- _THE PROBLEM_: Lift out each line of the data that holds "State".

Saved entries:
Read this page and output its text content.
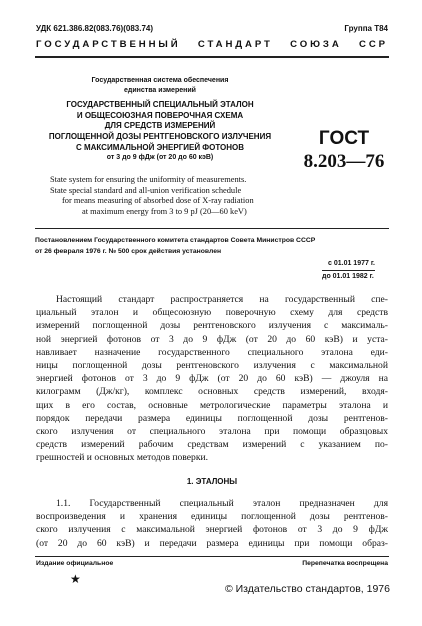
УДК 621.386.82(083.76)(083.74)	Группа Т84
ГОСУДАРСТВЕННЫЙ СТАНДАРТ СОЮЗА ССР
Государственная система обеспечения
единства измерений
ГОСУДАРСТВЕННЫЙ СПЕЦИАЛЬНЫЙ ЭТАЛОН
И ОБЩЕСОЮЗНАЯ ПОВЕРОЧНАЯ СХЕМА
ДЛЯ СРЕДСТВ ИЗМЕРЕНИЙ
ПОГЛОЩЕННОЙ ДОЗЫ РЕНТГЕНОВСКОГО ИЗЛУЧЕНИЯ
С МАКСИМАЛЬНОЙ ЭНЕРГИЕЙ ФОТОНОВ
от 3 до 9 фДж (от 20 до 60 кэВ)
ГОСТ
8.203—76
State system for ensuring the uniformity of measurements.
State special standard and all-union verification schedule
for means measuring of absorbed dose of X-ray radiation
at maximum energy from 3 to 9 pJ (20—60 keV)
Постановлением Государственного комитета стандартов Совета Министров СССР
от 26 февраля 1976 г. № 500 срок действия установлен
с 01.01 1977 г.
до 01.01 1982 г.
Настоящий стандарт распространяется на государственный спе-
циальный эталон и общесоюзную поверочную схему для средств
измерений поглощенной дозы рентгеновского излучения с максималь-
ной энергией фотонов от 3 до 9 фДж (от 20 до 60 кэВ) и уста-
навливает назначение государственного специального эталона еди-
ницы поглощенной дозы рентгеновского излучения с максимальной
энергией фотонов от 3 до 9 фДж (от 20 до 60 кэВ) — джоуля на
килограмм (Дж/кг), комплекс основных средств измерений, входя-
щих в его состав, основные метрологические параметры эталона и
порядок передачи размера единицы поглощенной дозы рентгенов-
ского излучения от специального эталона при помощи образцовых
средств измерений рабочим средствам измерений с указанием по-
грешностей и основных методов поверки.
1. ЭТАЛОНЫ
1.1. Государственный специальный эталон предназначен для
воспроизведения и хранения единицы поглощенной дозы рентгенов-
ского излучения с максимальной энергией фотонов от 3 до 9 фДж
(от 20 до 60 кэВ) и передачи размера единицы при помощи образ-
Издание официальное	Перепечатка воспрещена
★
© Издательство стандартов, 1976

- _EXERCISE RESULT_:
State system for ensuring the uniformity of measurements.
State special standard and all-union verification schedule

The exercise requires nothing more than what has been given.